Data records:
════
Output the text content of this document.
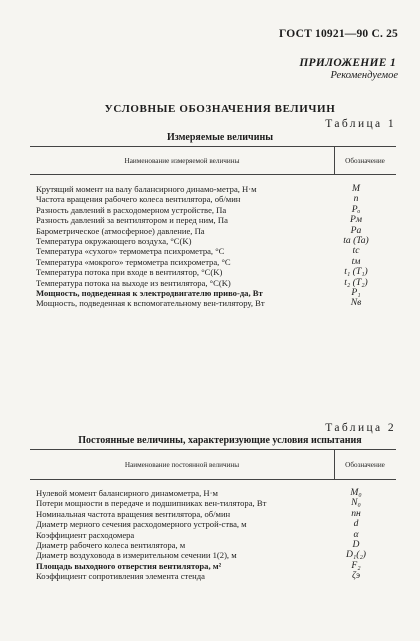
ГОСТ 10921—90 С. 25
ПРИЛОЖЕНИЕ 1
Рекомендуемое
УСЛОВНЫЕ ОБОЗНАЧЕНИЯ ВЕЛИЧИН
Таблица 1
Измеряемые величины
Наименование измеряемой величины	Обозначение
Крутящий момент на валу балансирного динамо-метра, Н·м	M
Частота вращения рабочего колеса вентилятора, об/мин	n
Разность давлений в расходомерном устройстве, Па	Pₒ
Разность давлений за вентилятором и перед ним, Па	Pм
Барометрическое (атмосферное) давление, Па	Pa
Температура окружающего воздуха, °C(K)	ta (Ta)
Температура «сухого» термометра психрометра, °C	tc
Температура «мокрого» термометра психрометра, °C	tм
Температура потока при входе в вентилятор, °C(K)	t₁ (T₁)
Температура потока на выходе из вентилятора, °C(K)	t₂ (T₂)
Мощность, подведенная к электродвигателю приво-да, Вт	P₁
Мощность, подведенная к вспомогательному вен-тилятору, Вт	Nв
Таблица 2
Постоянные величины, характеризующие условия испытания
Наименование постоянной величины	Обозначение
Нулевой момент балансирного динамометра, Н·м	M₀
Потери мощности в передаче и подшипниках вен-тилятора, Вт	N₀
Номинальная частота вращения вентилятора, об/мин	nн
Диаметр мерного сечения расходомерного устрой-ства, м	d
Коэффициент расходомера	α
Диаметр рабочего колеса вентилятора, м	D
Диаметр воздуховода в измерительном сечении 1(2), м	D₁(₂)
Площадь выходного отверстия вентилятора, м²	F₂
Коэффициент сопротивления элемента стенда	ζэ
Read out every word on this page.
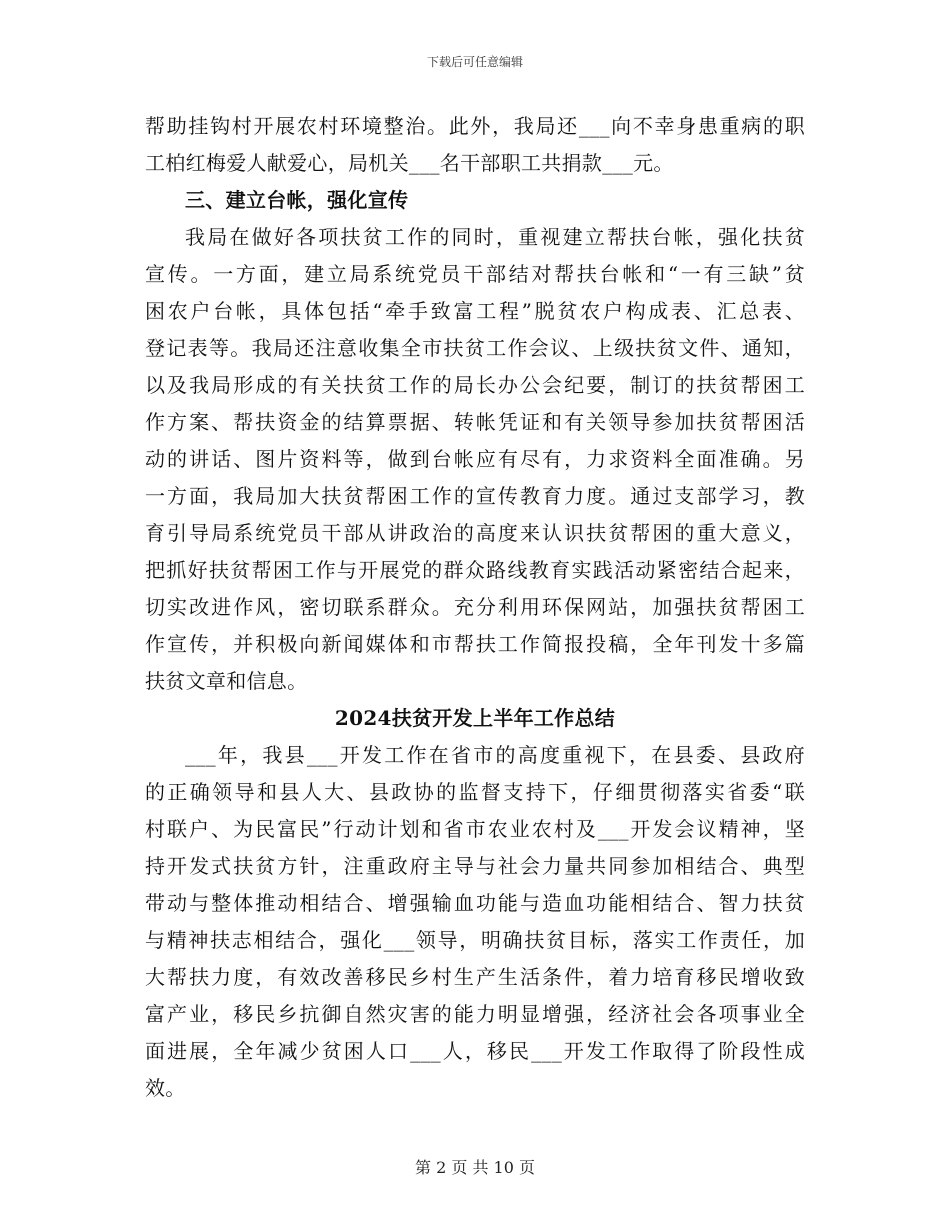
下载后可任意编辑
帮助挂钩村开展农村环境整治。此外，我局还___向不幸身患重病的职
工柏红梅爱人献爱心，局机关___名干部职工共捐款___元。
三、建立台帐，强化宣传
我局在做好各项扶贫工作的同时，重视建立帮扶台帐，强化扶贫
宣传。一方面，建立局系统党员干部结对帮扶台帐和“一有三缺”贫
困农户台帐，具体包括“牵手致富工程”脱贫农户构成表、汇总表、
登记表等。我局还注意收集全市扶贫工作会议、上级扶贫文件、通知，
以及我局形成的有关扶贫工作的局长办公会纪要，制订的扶贫帮困工
作方案、帮扶资金的结算票据、转帐凭证和有关领导参加扶贫帮困活
动的讲话、图片资料等，做到台帐应有尽有，力求资料全面准确。另
一方面，我局加大扶贫帮困工作的宣传教育力度。通过支部学习，教
育引导局系统党员干部从讲政治的高度来认识扶贫帮困的重大意义，
把抓好扶贫帮困工作与开展党的群众路线教育实践活动紧密结合起来，
切实改进作风，密切联系群众。充分利用环保网站，加强扶贫帮困工
作宣传，并积极向新闻媒体和市帮扶工作简报投稿，全年刊发十多篇
扶贫文章和信息。
2024扶贫开发上半年工作总结
___年，我县___开发工作在省市的高度重视下，在县委、县政府
的正确领导和县人大、县政协的监督支持下，仔细贯彻落实省委“联
村联户、为民富民”行动计划和省市农业农村及___开发会议精神，坚
持开发式扶贫方针，注重政府主导与社会力量共同参加相结合、典型
带动与整体推动相结合、增强输血功能与造血功能相结合、智力扶贫
与精神扶志相结合，强化___领导，明确扶贫目标，落实工作责任，加
大帮扶力度，有效改善移民乡村生产生活条件，着力培育移民增收致
富产业，移民乡抗御自然灾害的能力明显增强，经济社会各项事业全
面进展，全年减少贫困人口___人，移民___开发工作取得了阶段性成
效。
第 2 页 共 10 页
════
→ Problem to work on: Each line in the listing above that contains "this" should be copied.

→ Exercise answer:
Output the text content of this document.
Read out every word on this page.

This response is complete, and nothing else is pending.